(Stored data)

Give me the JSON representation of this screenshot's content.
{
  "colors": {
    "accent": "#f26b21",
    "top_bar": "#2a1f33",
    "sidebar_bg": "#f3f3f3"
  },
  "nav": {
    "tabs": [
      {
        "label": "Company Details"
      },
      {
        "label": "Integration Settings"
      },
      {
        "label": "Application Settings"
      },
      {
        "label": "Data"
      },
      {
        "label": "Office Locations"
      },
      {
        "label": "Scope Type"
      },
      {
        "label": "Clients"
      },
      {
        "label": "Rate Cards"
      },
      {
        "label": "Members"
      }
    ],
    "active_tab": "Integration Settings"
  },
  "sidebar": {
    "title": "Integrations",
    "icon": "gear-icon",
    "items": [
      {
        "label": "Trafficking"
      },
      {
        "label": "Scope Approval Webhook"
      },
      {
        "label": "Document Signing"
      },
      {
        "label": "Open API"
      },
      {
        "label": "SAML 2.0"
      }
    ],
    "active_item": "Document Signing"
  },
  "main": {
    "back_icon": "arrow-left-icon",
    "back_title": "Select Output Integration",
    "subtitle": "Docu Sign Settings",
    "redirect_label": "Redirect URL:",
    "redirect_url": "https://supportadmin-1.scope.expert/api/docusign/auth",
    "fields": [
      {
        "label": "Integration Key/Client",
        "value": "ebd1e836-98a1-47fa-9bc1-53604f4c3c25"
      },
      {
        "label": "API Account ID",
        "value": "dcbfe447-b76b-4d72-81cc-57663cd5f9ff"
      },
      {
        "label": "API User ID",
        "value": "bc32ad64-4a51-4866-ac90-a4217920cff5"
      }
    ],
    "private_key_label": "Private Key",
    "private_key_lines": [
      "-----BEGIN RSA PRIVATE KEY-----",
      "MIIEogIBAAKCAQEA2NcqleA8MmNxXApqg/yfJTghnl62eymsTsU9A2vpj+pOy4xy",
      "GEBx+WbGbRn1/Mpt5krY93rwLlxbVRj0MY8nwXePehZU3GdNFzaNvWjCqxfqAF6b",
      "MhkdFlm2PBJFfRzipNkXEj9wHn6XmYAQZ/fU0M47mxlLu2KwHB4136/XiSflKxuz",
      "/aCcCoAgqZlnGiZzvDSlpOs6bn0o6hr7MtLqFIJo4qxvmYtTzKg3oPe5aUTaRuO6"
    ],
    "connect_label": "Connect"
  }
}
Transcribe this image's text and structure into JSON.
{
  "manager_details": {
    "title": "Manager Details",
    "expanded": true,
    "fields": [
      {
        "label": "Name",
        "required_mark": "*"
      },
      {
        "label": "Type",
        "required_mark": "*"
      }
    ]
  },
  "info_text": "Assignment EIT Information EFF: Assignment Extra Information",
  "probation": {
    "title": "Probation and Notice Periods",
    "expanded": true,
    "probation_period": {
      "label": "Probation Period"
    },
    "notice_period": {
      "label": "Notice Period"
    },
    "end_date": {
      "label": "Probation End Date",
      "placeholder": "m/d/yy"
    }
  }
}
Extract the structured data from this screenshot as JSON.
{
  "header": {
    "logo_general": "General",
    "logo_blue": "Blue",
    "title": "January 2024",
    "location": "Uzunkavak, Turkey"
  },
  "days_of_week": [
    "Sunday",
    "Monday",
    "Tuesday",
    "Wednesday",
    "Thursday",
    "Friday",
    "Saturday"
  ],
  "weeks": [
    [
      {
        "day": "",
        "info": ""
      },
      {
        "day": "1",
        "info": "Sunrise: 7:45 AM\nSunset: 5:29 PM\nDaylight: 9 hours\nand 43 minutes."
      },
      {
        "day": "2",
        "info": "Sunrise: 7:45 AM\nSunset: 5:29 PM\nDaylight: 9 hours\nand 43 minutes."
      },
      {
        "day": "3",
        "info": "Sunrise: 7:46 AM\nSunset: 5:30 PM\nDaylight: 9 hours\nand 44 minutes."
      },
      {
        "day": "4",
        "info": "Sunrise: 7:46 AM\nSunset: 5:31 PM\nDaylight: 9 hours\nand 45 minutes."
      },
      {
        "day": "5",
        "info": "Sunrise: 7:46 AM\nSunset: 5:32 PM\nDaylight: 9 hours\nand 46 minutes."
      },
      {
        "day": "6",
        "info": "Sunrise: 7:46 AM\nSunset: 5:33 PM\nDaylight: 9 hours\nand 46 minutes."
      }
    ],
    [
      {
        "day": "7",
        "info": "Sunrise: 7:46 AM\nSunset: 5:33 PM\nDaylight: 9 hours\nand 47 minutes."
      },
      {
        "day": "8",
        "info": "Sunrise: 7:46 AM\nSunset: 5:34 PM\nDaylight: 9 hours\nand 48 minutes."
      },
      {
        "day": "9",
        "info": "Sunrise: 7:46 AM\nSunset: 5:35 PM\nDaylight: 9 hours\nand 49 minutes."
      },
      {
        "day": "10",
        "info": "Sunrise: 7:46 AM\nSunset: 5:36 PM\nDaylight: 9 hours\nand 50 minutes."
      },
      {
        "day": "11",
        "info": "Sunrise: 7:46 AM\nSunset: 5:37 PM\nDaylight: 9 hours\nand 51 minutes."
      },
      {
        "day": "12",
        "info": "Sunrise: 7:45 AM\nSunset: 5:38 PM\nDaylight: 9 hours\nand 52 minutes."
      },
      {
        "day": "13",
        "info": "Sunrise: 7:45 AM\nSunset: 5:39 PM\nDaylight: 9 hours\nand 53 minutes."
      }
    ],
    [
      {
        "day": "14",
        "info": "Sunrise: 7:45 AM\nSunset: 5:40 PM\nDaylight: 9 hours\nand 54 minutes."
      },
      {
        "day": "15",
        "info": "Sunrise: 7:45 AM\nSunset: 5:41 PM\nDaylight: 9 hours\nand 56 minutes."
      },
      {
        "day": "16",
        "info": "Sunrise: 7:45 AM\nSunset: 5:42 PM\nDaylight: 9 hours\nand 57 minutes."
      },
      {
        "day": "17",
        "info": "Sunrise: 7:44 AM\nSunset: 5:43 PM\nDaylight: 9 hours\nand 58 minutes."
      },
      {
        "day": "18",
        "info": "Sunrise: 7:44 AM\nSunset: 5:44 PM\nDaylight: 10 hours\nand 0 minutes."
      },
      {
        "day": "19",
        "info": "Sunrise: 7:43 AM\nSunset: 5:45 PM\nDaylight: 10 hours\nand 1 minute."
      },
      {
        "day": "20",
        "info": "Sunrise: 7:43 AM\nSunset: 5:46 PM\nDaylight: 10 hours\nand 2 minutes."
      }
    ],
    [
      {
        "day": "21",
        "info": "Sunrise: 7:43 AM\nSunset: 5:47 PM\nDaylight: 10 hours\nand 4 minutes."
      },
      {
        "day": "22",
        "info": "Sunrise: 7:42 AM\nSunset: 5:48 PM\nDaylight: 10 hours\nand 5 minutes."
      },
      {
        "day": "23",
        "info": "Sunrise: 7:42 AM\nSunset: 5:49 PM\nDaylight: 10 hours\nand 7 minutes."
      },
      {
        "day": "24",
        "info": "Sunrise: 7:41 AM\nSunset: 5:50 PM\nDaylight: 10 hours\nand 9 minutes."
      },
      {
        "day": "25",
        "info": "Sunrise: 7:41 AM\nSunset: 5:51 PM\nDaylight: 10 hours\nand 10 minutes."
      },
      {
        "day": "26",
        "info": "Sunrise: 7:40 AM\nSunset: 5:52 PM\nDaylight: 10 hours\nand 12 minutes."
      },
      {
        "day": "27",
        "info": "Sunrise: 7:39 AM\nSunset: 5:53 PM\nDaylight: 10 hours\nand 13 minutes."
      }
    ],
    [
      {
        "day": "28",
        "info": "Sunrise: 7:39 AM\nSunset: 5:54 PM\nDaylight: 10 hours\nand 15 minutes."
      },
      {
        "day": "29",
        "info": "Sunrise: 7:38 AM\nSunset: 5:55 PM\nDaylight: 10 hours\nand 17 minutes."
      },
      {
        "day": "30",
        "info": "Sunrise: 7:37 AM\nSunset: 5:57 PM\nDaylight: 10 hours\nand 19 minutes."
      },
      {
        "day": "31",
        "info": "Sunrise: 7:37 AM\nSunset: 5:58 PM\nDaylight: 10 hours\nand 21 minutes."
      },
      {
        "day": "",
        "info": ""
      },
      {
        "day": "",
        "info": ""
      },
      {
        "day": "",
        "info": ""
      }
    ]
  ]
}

→ **Exercise**: Pull out every line above that holds the word "this".

→ **Result below**:
Give me the JSON representation of this screenshot's content.
Transcribe this image's text and structure into JSON.
Extract the structured data from this screenshot as JSON.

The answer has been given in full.